Figure record listings
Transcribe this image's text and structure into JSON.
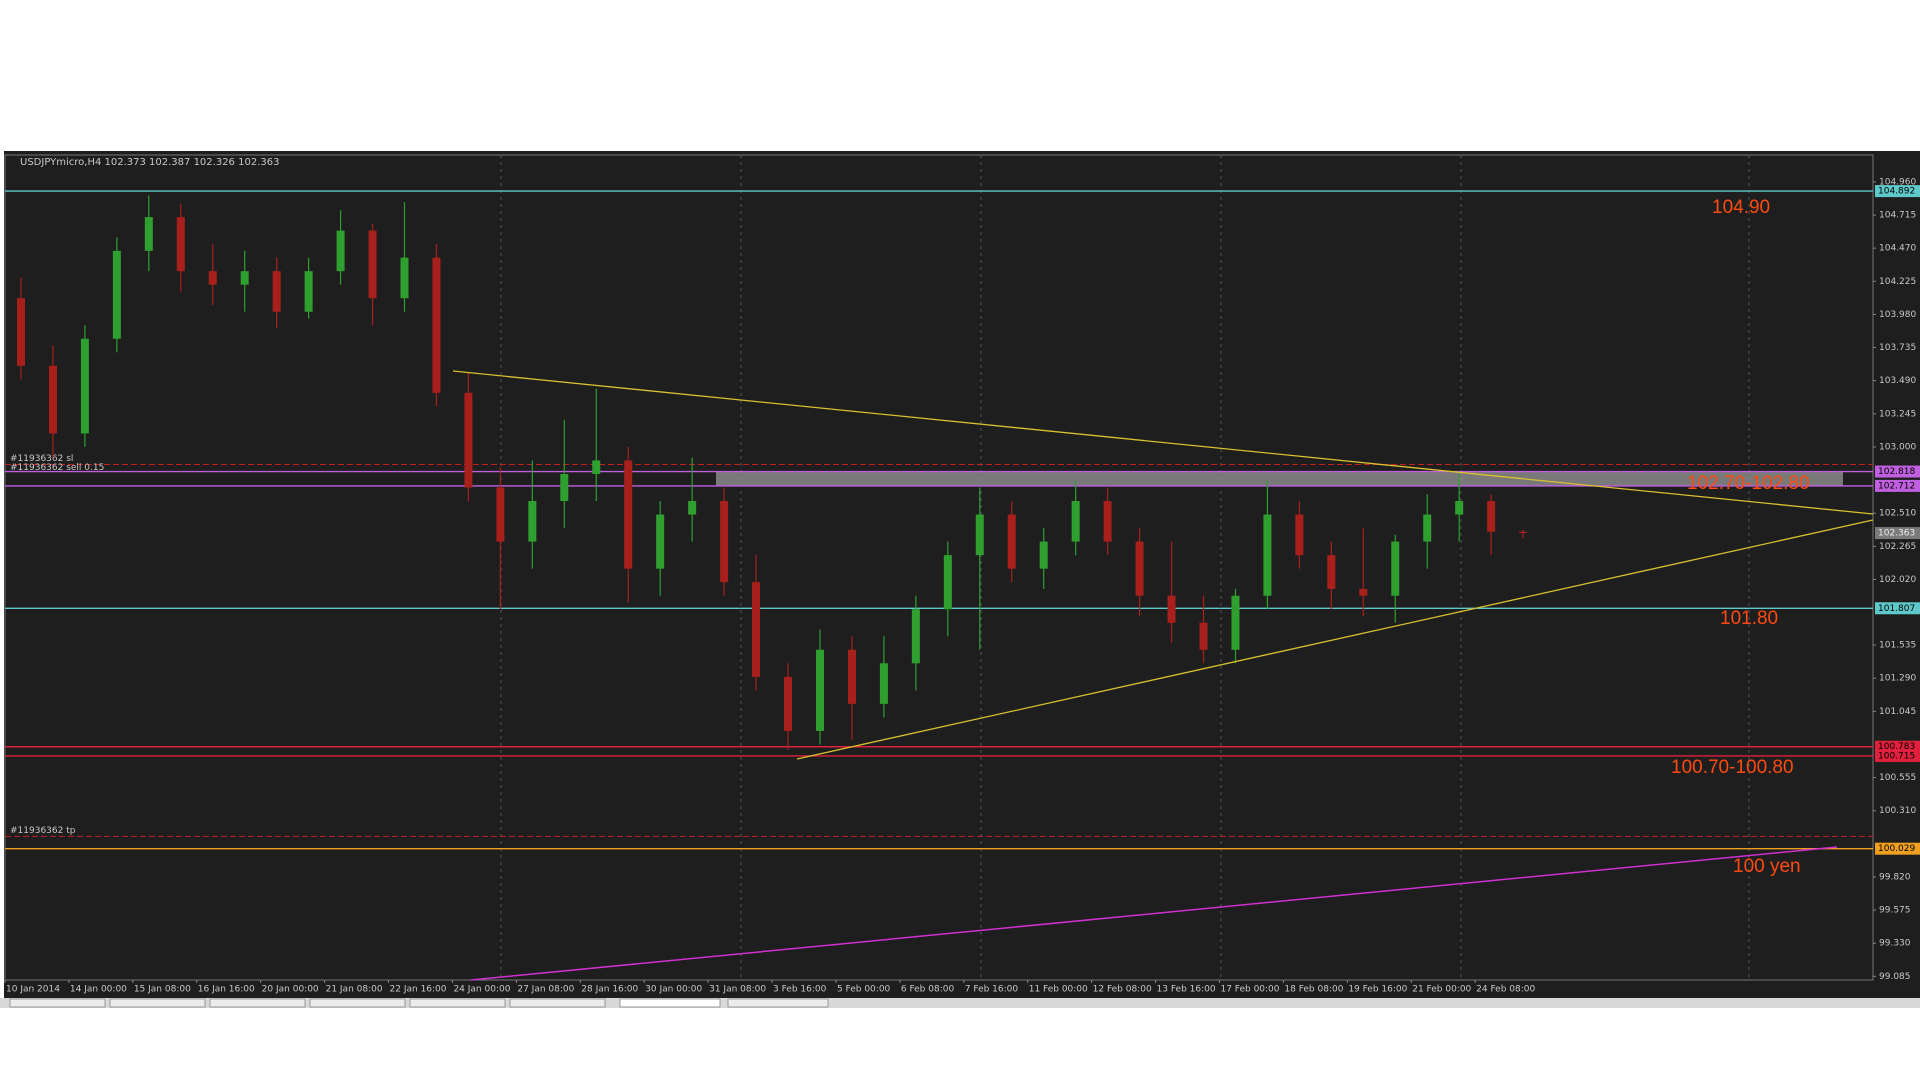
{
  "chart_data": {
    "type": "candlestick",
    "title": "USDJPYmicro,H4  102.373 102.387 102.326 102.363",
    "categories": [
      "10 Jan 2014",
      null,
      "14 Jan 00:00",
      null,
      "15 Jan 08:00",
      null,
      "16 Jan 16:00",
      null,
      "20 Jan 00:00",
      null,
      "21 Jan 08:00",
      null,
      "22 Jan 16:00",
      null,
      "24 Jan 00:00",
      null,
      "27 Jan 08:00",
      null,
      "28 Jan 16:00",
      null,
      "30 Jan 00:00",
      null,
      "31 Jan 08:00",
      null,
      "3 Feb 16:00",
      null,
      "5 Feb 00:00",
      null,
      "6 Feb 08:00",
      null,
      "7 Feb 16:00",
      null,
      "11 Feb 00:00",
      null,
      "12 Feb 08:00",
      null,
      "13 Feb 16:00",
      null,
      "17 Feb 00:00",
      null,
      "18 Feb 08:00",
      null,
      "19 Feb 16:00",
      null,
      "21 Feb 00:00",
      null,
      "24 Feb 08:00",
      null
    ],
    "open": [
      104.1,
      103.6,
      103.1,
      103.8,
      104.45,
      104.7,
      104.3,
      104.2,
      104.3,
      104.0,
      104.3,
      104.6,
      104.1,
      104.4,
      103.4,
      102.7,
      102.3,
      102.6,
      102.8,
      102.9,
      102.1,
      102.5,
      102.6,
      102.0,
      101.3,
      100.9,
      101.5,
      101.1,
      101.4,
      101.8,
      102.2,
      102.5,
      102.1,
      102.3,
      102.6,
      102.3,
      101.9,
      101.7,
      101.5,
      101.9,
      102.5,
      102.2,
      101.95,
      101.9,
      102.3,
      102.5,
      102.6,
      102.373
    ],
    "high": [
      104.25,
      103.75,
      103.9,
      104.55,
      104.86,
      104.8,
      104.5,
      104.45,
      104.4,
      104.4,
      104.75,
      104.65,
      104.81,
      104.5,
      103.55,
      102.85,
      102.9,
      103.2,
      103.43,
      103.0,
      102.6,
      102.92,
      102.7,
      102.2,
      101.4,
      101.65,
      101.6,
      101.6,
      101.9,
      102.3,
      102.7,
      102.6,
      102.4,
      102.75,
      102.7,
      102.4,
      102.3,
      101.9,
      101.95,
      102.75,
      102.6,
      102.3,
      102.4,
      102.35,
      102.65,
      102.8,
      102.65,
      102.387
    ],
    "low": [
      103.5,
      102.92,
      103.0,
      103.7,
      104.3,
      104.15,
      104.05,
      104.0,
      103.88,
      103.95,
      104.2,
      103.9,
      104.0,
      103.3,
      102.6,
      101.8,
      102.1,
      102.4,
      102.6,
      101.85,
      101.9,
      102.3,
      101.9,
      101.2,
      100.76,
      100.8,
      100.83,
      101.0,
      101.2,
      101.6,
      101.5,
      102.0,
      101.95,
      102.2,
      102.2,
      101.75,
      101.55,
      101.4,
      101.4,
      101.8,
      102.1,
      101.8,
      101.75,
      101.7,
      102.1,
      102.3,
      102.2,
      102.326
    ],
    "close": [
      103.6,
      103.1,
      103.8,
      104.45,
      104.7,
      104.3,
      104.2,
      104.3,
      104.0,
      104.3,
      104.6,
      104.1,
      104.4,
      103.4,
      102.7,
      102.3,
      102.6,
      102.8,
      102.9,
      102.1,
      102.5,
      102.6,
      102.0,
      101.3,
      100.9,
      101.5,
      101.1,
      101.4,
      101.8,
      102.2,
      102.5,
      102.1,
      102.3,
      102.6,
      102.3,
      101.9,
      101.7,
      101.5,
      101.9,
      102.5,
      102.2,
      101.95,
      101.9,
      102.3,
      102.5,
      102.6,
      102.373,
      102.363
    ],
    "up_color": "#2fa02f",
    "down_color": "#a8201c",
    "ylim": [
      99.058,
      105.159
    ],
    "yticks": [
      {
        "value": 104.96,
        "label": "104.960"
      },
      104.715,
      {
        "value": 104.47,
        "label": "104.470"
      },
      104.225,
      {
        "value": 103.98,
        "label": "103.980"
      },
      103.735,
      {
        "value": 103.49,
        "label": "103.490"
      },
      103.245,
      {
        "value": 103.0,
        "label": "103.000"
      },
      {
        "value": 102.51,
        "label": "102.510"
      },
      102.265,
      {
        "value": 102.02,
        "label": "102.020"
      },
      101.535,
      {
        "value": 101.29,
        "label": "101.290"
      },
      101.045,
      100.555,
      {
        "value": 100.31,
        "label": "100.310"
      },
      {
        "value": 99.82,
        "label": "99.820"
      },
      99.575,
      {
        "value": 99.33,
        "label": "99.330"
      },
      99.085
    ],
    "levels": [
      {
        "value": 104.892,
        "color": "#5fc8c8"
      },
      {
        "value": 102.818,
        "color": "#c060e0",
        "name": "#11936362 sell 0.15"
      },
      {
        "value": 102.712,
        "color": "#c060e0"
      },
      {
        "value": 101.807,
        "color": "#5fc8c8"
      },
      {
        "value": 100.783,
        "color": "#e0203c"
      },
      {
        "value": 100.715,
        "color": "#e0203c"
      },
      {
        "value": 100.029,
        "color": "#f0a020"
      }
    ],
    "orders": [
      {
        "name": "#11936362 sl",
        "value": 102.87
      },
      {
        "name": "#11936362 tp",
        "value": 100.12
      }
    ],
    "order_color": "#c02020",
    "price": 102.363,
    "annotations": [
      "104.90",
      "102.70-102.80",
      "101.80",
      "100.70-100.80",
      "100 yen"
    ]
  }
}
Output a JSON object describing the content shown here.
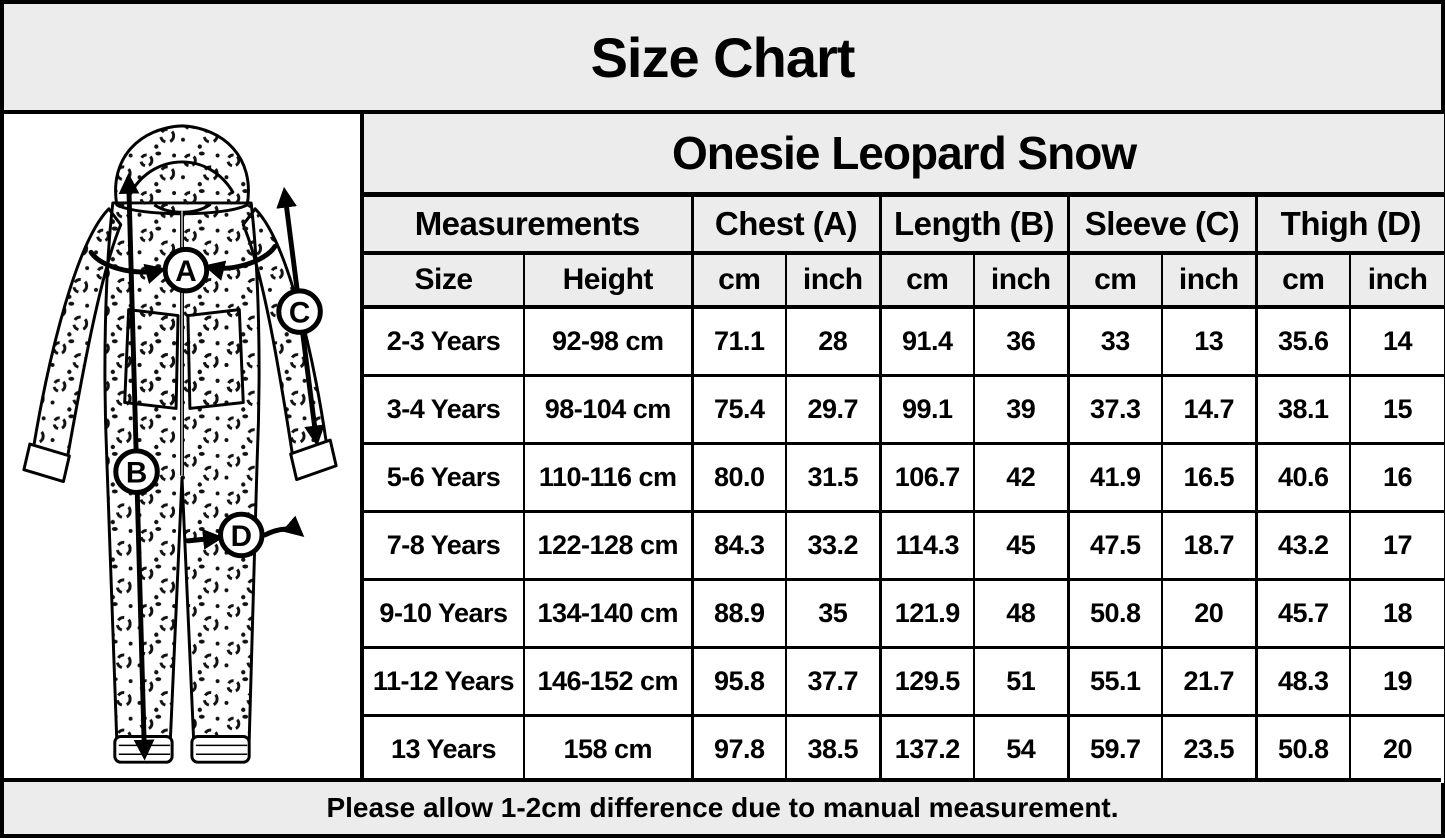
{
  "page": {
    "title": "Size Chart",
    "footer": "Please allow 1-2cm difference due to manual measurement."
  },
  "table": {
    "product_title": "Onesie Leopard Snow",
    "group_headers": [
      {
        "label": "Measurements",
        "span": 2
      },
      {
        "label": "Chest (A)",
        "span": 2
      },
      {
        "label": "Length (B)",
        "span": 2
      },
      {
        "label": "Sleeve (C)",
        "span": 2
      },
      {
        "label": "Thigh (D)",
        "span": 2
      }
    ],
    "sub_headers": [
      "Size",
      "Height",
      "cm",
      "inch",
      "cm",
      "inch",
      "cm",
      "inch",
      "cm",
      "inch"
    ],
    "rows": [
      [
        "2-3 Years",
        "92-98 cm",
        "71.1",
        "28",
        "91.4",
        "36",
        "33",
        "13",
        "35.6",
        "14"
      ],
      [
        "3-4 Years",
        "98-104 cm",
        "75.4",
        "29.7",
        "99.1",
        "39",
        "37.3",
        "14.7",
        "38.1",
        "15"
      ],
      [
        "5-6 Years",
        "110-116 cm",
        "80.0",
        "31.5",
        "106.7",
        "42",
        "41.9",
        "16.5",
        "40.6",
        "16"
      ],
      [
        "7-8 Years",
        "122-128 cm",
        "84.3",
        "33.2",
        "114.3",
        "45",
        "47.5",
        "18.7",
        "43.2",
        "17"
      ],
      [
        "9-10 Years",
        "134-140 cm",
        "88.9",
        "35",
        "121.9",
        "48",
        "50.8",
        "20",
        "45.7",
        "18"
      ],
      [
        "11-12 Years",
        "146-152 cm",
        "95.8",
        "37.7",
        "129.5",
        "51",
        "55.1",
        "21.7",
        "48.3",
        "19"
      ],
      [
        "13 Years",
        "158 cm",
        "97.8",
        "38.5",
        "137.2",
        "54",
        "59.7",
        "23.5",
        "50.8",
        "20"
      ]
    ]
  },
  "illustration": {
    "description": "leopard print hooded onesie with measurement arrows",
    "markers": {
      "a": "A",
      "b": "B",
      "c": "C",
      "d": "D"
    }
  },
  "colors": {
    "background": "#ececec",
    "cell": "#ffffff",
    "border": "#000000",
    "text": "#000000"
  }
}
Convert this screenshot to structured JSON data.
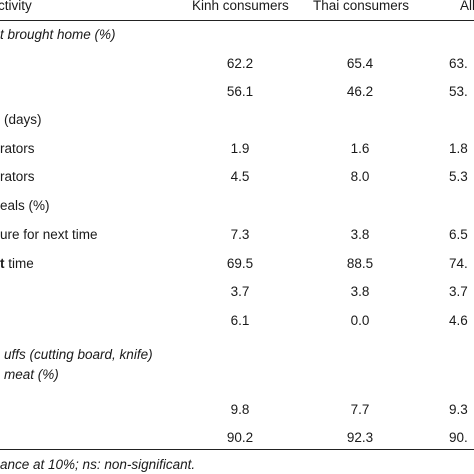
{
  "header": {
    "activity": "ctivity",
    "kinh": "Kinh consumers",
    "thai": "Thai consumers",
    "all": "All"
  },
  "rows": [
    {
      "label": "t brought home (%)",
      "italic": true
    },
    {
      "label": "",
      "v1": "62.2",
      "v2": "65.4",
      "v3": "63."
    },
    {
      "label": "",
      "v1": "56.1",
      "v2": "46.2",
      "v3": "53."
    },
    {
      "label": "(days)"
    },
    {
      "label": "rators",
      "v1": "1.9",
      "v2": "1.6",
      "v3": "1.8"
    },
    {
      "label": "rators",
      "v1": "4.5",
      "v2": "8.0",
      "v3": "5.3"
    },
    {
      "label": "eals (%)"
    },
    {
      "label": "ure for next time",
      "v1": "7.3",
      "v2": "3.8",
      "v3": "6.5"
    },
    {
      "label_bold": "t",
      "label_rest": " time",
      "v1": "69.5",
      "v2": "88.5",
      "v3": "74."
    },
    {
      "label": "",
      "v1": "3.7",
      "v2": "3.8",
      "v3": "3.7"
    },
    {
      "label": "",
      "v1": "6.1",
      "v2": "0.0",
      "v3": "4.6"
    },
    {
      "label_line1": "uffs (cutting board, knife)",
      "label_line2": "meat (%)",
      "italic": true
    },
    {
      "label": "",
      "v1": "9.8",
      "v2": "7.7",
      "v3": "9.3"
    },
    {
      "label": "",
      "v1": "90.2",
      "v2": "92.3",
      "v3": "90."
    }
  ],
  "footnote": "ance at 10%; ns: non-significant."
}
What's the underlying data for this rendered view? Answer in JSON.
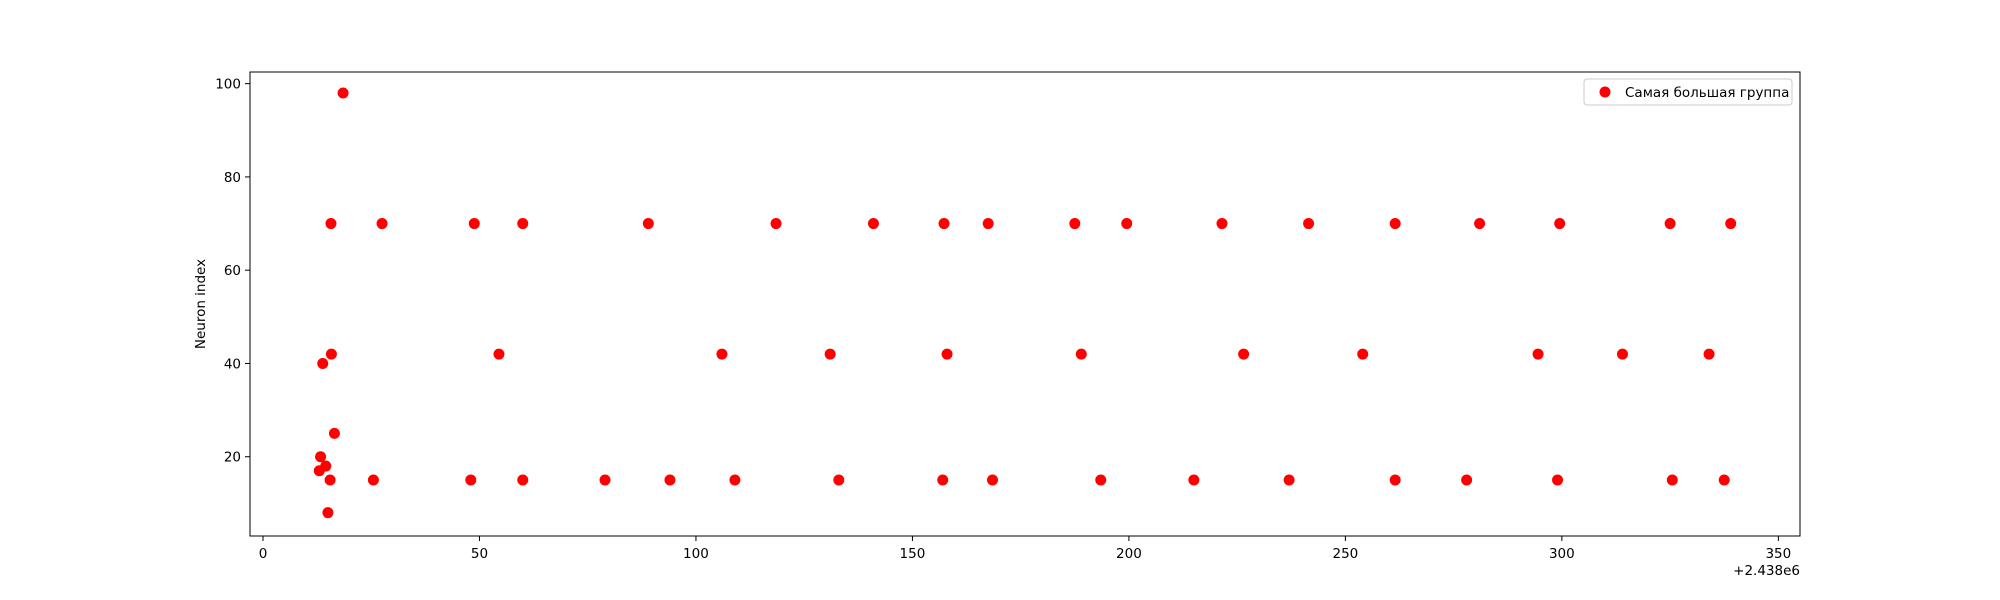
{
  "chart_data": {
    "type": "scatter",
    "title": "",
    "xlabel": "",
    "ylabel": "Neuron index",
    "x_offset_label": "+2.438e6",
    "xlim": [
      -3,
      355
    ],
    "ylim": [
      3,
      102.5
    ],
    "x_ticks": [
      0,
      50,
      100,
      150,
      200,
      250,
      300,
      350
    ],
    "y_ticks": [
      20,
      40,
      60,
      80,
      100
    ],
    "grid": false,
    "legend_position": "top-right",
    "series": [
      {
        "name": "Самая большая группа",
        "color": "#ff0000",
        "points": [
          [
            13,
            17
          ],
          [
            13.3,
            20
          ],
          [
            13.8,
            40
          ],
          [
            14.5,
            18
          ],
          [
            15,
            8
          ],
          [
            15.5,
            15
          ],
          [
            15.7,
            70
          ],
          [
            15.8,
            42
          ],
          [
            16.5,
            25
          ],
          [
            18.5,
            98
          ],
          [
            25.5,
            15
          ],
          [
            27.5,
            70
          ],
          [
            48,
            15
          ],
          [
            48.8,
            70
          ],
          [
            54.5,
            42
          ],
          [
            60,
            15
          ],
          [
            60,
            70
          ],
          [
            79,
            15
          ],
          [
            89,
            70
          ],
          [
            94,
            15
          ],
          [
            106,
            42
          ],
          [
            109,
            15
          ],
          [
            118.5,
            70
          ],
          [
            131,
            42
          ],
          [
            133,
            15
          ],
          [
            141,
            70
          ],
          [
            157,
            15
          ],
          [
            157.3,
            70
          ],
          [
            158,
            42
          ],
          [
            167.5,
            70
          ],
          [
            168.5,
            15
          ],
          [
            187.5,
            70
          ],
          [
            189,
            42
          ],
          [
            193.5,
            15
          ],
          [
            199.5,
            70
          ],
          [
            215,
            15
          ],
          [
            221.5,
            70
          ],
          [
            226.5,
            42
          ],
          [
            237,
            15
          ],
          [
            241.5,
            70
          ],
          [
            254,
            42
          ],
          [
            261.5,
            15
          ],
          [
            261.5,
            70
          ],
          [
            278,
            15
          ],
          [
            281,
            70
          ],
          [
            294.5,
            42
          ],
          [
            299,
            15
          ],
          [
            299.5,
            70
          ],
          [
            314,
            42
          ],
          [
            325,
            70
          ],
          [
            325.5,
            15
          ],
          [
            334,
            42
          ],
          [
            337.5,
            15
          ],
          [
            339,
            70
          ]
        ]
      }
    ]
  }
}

Task prompt:
Find every line in the records above that contains the word "name", and copy each one.

Final result:
        "name": "#11936362 sell 0.15"
        "name": "#11936362 sl",
        "name": "#11936362 tp",
        "name": "Самая большая группа",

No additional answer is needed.